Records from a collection
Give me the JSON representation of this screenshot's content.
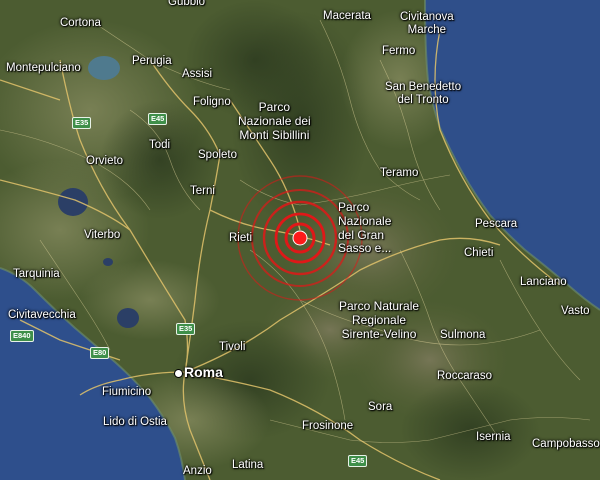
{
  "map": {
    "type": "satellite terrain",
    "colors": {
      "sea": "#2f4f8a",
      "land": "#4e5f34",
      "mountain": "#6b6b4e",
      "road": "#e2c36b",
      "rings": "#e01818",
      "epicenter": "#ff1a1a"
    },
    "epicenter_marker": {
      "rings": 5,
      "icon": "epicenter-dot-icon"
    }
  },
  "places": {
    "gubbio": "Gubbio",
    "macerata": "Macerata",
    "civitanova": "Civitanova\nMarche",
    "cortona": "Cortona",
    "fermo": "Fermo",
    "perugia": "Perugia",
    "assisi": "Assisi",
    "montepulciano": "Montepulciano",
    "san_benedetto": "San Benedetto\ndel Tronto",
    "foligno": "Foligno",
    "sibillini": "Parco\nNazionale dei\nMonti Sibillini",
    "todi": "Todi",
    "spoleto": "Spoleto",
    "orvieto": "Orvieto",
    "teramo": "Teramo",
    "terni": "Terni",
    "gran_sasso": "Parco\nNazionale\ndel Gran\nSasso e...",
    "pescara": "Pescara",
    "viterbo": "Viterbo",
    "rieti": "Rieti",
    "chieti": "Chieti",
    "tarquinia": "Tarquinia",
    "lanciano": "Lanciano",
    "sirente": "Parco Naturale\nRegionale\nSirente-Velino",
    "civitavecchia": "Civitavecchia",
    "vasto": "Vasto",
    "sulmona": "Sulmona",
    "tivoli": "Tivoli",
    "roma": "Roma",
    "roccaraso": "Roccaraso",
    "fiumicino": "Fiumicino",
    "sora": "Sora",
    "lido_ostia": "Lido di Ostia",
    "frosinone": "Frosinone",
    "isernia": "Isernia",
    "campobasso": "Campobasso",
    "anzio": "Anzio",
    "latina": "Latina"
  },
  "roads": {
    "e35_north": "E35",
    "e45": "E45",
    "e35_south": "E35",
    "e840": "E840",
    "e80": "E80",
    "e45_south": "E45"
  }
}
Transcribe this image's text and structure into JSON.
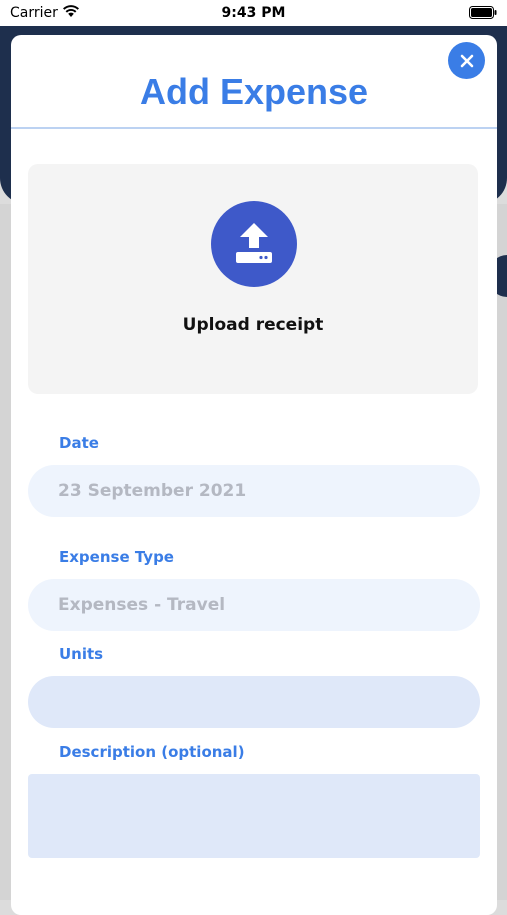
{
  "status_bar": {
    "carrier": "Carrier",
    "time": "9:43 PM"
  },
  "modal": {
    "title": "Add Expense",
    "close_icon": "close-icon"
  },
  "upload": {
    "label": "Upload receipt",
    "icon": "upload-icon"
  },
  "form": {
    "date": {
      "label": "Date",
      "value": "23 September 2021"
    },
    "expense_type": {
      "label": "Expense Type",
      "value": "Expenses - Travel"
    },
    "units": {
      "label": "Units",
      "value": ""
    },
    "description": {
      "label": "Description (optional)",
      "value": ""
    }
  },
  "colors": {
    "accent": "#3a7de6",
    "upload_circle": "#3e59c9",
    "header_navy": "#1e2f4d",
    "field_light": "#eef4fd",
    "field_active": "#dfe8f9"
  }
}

- [SET EXERCISE]
Quote every record above exactly, leaving out any pictures.

- [WRITTEN RESPONSE]
Give me the JSON representation of this screenshot's content.
{
  "map": {
    "type": "satellite terrain",
    "colors": {
      "sea": "#2f4f8a",
      "land": "#4e5f34",
      "mountain": "#6b6b4e",
      "road": "#e2c36b",
      "rings": "#e01818",
      "epicenter": "#ff1a1a"
    },
    "epicenter_marker": {
      "rings": 5,
      "icon": "epicenter-dot-icon"
    }
  },
  "places": {
    "gubbio": "Gubbio",
    "macerata": "Macerata",
    "civitanova": "Civitanova\nMarche",
    "cortona": "Cortona",
    "fermo": "Fermo",
    "perugia": "Perugia",
    "assisi": "Assisi",
    "montepulciano": "Montepulciano",
    "san_benedetto": "San Benedetto\ndel Tronto",
    "foligno": "Foligno",
    "sibillini": "Parco\nNazionale dei\nMonti Sibillini",
    "todi": "Todi",
    "spoleto": "Spoleto",
    "orvieto": "Orvieto",
    "teramo": "Teramo",
    "terni": "Terni",
    "gran_sasso": "Parco\nNazionale\ndel Gran\nSasso e...",
    "pescara": "Pescara",
    "viterbo": "Viterbo",
    "rieti": "Rieti",
    "chieti": "Chieti",
    "tarquinia": "Tarquinia",
    "lanciano": "Lanciano",
    "sirente": "Parco Naturale\nRegionale\nSirente-Velino",
    "civitavecchia": "Civitavecchia",
    "vasto": "Vasto",
    "sulmona": "Sulmona",
    "tivoli": "Tivoli",
    "roma": "Roma",
    "roccaraso": "Roccaraso",
    "fiumicino": "Fiumicino",
    "sora": "Sora",
    "lido_ostia": "Lido di Ostia",
    "frosinone": "Frosinone",
    "isernia": "Isernia",
    "campobasso": "Campobasso",
    "anzio": "Anzio",
    "latina": "Latina"
  },
  "roads": {
    "e35_north": "E35",
    "e45": "E45",
    "e35_south": "E35",
    "e840": "E840",
    "e80": "E80",
    "e45_south": "E45"
  }
}
Transcribe this image's text and structure into JSON.
{
  "status_bar": {
    "carrier": "Carrier",
    "time": "9:43 PM"
  },
  "modal": {
    "title": "Add Expense",
    "close_icon": "close-icon"
  },
  "upload": {
    "label": "Upload receipt",
    "icon": "upload-icon"
  },
  "form": {
    "date": {
      "label": "Date",
      "value": "23 September 2021"
    },
    "expense_type": {
      "label": "Expense Type",
      "value": "Expenses - Travel"
    },
    "units": {
      "label": "Units",
      "value": ""
    },
    "description": {
      "label": "Description (optional)",
      "value": ""
    }
  },
  "colors": {
    "accent": "#3a7de6",
    "upload_circle": "#3e59c9",
    "header_navy": "#1e2f4d",
    "field_light": "#eef4fd",
    "field_active": "#dfe8f9"
  }
}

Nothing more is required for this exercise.